**What is asked**
Isolate every line in the data with the string "Mobile" and copy it.

**Material provided**
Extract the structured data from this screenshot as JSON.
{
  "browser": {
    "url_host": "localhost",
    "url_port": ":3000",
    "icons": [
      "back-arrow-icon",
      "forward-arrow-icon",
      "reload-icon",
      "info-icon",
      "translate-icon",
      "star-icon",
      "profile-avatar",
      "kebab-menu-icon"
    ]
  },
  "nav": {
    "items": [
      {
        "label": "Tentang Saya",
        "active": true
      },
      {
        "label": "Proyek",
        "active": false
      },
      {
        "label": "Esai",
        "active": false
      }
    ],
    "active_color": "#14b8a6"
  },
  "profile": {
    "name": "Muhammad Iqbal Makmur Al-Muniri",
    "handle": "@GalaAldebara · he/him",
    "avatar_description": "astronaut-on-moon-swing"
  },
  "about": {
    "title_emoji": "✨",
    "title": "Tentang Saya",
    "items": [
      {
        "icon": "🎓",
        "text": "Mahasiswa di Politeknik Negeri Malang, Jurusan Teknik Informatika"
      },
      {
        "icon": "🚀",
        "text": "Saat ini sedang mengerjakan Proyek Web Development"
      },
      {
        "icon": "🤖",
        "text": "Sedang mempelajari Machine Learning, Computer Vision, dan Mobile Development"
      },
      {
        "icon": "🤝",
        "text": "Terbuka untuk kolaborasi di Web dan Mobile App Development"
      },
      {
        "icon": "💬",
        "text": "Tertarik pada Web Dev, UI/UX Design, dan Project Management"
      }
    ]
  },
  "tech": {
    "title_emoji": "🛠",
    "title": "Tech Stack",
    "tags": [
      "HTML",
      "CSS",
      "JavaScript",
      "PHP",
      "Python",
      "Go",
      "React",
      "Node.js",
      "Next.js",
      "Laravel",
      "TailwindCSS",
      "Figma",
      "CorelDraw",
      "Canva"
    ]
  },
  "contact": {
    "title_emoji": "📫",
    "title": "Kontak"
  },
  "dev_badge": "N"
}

**Solution to this exercise**
        "text": "Sedang mempelajari Machine Learning, Computer Vision, dan Mobile Development"
        "text": "Terbuka untuk kolaborasi di Web dan Mobile App Development"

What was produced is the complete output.